*Task statement*. Output the entries from the start through the line containing "site-watermark: 开心电玩 www.kxdw.com: [396, 336, 578, 406]" as a numbered list, with that line included and blank lines omitted.

*Stored items from a collection*.

* * *

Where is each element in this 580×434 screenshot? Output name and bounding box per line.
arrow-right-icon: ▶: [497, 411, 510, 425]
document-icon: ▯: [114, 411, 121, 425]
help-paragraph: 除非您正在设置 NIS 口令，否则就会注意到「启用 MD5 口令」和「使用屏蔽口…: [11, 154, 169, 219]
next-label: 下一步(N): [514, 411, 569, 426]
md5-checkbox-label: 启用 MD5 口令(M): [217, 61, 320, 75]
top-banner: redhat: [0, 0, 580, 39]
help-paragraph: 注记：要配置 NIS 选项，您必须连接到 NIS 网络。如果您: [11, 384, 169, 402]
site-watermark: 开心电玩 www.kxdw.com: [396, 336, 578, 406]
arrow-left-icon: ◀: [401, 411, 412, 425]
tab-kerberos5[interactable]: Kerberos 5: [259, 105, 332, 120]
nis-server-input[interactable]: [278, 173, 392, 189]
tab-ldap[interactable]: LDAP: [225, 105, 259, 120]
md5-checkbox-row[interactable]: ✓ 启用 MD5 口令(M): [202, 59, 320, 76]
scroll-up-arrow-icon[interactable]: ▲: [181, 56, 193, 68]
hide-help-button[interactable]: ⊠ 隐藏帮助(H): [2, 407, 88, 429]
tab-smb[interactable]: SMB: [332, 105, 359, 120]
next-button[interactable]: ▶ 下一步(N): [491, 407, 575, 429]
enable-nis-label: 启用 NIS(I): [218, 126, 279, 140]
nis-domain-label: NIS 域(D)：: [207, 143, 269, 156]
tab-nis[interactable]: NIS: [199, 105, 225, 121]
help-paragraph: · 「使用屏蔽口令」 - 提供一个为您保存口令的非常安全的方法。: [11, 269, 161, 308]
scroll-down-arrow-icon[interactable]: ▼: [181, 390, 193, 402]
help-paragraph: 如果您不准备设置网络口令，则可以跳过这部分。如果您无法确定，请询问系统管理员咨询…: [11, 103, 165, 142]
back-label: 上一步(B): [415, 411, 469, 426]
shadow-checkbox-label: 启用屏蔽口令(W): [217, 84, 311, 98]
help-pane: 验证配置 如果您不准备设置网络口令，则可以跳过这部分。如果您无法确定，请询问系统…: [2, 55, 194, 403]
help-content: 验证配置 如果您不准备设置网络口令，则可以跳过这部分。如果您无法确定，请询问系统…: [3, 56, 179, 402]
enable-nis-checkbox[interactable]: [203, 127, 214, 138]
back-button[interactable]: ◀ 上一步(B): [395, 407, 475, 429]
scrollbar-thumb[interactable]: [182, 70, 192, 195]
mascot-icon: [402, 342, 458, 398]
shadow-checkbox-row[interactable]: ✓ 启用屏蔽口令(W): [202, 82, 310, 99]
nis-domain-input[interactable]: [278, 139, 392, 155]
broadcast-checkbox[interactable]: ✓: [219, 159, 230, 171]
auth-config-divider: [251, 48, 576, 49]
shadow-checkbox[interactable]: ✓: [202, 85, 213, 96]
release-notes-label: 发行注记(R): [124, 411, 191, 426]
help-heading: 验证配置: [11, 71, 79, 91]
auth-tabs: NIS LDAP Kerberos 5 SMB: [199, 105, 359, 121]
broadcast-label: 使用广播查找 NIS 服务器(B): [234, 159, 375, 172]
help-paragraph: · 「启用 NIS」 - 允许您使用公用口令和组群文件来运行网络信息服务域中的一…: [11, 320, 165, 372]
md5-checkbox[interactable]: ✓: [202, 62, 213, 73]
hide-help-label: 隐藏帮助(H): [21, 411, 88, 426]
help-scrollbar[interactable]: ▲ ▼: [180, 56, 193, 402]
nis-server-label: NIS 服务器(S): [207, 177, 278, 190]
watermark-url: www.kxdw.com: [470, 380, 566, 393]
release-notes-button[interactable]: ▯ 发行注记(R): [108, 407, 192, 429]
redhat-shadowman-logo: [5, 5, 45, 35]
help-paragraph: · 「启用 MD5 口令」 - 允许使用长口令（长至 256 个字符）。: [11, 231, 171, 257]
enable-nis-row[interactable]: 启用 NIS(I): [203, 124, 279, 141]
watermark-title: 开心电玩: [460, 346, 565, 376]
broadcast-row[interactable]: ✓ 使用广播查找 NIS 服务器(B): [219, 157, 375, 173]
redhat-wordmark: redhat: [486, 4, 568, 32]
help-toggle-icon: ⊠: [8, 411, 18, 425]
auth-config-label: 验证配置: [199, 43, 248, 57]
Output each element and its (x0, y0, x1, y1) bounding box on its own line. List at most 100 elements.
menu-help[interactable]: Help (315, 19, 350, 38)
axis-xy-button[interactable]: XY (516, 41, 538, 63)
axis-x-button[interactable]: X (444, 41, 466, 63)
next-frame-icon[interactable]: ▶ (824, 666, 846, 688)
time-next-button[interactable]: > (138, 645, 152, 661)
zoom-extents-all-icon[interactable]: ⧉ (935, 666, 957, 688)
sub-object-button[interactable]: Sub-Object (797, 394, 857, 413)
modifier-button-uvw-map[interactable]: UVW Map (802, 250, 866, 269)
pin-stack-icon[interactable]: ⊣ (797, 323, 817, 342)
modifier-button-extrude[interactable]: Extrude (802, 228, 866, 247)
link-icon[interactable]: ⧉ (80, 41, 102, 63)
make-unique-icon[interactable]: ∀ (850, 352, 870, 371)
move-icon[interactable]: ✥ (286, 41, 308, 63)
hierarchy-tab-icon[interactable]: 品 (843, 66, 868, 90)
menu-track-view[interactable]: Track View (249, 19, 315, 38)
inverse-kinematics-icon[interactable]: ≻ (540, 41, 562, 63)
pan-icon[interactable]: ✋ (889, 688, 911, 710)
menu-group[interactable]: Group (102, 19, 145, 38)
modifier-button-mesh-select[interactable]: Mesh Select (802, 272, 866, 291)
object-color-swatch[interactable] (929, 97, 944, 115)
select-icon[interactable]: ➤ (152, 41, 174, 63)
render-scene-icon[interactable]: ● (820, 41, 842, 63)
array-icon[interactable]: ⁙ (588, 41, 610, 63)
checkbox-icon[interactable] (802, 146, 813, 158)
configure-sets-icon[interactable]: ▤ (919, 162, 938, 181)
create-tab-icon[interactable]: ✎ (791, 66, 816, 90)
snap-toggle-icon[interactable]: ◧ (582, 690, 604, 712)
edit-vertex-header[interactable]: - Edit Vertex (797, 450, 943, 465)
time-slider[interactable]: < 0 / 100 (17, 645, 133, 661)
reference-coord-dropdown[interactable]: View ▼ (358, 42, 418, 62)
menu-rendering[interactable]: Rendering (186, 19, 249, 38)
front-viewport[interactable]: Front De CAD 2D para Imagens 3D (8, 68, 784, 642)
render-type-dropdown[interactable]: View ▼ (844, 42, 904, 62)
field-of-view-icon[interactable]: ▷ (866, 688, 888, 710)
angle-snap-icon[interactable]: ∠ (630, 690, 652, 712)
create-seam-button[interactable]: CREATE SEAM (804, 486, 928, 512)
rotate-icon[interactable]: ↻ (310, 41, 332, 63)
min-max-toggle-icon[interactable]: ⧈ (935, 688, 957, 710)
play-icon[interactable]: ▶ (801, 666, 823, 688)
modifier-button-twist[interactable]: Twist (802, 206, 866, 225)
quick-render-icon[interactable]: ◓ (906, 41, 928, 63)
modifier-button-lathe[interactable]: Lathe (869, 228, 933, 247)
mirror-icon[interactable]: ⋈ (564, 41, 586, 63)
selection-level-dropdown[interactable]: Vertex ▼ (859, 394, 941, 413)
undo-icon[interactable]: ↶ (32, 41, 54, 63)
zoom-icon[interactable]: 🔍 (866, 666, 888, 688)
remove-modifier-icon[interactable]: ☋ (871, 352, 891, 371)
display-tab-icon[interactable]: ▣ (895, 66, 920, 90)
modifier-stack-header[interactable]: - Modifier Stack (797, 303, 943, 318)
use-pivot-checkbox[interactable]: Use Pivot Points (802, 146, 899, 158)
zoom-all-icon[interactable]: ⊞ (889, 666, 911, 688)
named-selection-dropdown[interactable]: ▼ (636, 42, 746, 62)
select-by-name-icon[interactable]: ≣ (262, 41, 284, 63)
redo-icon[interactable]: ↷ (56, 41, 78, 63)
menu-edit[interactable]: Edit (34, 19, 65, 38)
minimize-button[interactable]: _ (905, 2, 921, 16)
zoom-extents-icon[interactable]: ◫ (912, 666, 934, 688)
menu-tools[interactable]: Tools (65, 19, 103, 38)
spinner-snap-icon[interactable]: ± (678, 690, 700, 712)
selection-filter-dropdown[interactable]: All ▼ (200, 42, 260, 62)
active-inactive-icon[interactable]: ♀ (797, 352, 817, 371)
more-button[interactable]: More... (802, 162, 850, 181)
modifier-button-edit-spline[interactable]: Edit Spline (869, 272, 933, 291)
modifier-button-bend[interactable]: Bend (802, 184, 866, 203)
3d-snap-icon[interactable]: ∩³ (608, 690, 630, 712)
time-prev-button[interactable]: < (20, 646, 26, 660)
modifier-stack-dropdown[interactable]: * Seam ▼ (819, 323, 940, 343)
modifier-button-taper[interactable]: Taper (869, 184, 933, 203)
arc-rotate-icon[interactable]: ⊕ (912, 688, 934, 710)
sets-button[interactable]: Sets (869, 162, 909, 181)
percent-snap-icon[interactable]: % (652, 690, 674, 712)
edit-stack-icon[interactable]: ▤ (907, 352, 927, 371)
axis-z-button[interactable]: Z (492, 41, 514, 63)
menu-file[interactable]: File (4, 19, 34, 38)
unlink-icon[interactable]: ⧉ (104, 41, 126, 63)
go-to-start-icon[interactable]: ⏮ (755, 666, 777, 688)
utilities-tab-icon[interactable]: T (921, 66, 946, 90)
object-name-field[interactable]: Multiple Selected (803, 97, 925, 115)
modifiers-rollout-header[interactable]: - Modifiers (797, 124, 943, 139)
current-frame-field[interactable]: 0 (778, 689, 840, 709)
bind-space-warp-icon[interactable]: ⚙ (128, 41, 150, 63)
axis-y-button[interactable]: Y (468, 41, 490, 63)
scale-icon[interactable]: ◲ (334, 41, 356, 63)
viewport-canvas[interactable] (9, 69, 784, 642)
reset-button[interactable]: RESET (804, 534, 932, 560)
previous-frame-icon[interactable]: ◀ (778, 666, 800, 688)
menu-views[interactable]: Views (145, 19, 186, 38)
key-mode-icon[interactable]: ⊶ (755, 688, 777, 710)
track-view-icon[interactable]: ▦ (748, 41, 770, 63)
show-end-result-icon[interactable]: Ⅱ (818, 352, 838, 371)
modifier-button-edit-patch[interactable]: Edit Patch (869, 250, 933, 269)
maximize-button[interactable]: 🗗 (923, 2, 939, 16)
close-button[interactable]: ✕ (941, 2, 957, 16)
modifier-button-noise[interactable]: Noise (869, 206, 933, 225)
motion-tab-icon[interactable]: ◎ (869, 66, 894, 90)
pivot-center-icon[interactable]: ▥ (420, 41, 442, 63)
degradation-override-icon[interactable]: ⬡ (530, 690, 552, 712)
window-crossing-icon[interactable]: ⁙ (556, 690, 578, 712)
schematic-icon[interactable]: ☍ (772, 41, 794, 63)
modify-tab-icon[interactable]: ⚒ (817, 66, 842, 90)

* * *

*Exercise result*.
1. Where is each element in this 580×434 screenshot? Output name and bounding box per line.
2. arrow-right-icon: ▶: [497, 411, 510, 425]
3. document-icon: ▯: [114, 411, 121, 425]
4. help-paragraph: 除非您正在设置 NIS 口令，否则就会注意到「启用 MD5 口令」和「使用屏蔽口…: [11, 154, 169, 219]
5. next-label: 下一步(N): [514, 411, 569, 426]
6. md5-checkbox-label: 启用 MD5 口令(M): [217, 61, 320, 75]
7. top-banner: redhat: [0, 0, 580, 39]
8. help-paragraph: 注记：要配置 NIS 选项，您必须连接到 NIS 网络。如果您: [11, 384, 169, 402]
9. site-watermark: 开心电玩 www.kxdw.com: [396, 336, 578, 406]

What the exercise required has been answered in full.